-------- Data shown

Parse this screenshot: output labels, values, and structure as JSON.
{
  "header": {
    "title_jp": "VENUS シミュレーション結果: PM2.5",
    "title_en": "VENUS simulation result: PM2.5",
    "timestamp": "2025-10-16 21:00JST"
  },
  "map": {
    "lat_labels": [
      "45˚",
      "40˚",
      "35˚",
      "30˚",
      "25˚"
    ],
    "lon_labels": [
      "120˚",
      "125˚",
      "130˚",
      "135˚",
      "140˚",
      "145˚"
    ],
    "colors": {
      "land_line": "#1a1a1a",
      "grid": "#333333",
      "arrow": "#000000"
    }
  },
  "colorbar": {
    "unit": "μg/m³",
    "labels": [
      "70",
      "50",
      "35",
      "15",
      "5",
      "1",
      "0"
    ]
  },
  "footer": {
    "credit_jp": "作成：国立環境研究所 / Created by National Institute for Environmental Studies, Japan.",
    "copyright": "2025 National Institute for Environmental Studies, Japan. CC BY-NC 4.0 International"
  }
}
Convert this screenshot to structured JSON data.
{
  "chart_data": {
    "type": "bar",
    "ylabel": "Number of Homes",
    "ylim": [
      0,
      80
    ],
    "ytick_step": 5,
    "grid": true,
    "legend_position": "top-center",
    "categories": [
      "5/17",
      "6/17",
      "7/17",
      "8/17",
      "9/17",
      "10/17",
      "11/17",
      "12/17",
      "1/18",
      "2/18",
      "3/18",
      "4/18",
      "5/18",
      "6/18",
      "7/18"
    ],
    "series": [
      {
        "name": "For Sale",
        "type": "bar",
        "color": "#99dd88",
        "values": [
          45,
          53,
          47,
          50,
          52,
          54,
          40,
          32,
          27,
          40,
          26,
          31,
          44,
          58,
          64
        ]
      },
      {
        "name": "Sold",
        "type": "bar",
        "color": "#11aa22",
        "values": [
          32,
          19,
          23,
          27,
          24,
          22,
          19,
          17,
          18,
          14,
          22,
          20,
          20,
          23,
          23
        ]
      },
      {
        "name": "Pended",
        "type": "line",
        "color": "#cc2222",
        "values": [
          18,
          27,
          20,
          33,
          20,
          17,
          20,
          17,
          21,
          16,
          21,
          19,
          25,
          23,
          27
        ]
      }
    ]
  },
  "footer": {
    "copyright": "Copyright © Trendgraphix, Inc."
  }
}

----------------

→ Written instruction
Each entry above is to be quoted exactly.

→ Written response
Parse this screenshot: output labels, values, and structure as JSON.
{
  "header": {
    "title_jp": "VENUS シミュレーション結果: PM2.5",
    "title_en": "VENUS simulation result: PM2.5",
    "timestamp": "2025-10-16 21:00JST"
  },
  "map": {
    "lat_labels": [
      "45˚",
      "40˚",
      "35˚",
      "30˚",
      "25˚"
    ],
    "lon_labels": [
      "120˚",
      "125˚",
      "130˚",
      "135˚",
      "140˚",
      "145˚"
    ],
    "colors": {
      "land_line": "#1a1a1a",
      "grid": "#333333",
      "arrow": "#000000"
    }
  },
  "colorbar": {
    "unit": "μg/m³",
    "labels": [
      "70",
      "50",
      "35",
      "15",
      "5",
      "1",
      "0"
    ]
  },
  "footer": {
    "credit_jp": "作成：国立環境研究所 / Created by National Institute for Environmental Studies, Japan.",
    "copyright": "2025 National Institute for Environmental Studies, Japan. CC BY-NC 4.0 International"
  }
}
Convert this screenshot to structured JSON data.
{
  "chart_data": {
    "type": "bar",
    "ylabel": "Number of Homes",
    "ylim": [
      0,
      80
    ],
    "ytick_step": 5,
    "grid": true,
    "legend_position": "top-center",
    "categories": [
      "5/17",
      "6/17",
      "7/17",
      "8/17",
      "9/17",
      "10/17",
      "11/17",
      "12/17",
      "1/18",
      "2/18",
      "3/18",
      "4/18",
      "5/18",
      "6/18",
      "7/18"
    ],
    "series": [
      {
        "name": "For Sale",
        "type": "bar",
        "color": "#99dd88",
        "values": [
          45,
          53,
          47,
          50,
          52,
          54,
          40,
          32,
          27,
          40,
          26,
          31,
          44,
          58,
          64
        ]
      },
      {
        "name": "Sold",
        "type": "bar",
        "color": "#11aa22",
        "values": [
          32,
          19,
          23,
          27,
          24,
          22,
          19,
          17,
          18,
          14,
          22,
          20,
          20,
          23,
          23
        ]
      },
      {
        "name": "Pended",
        "type": "line",
        "color": "#cc2222",
        "values": [
          18,
          27,
          20,
          33,
          20,
          17,
          20,
          17,
          21,
          16,
          21,
          19,
          25,
          23,
          27
        ]
      }
    ]
  },
  "footer": {
    "copyright": "Copyright © Trendgraphix, Inc."
  }
}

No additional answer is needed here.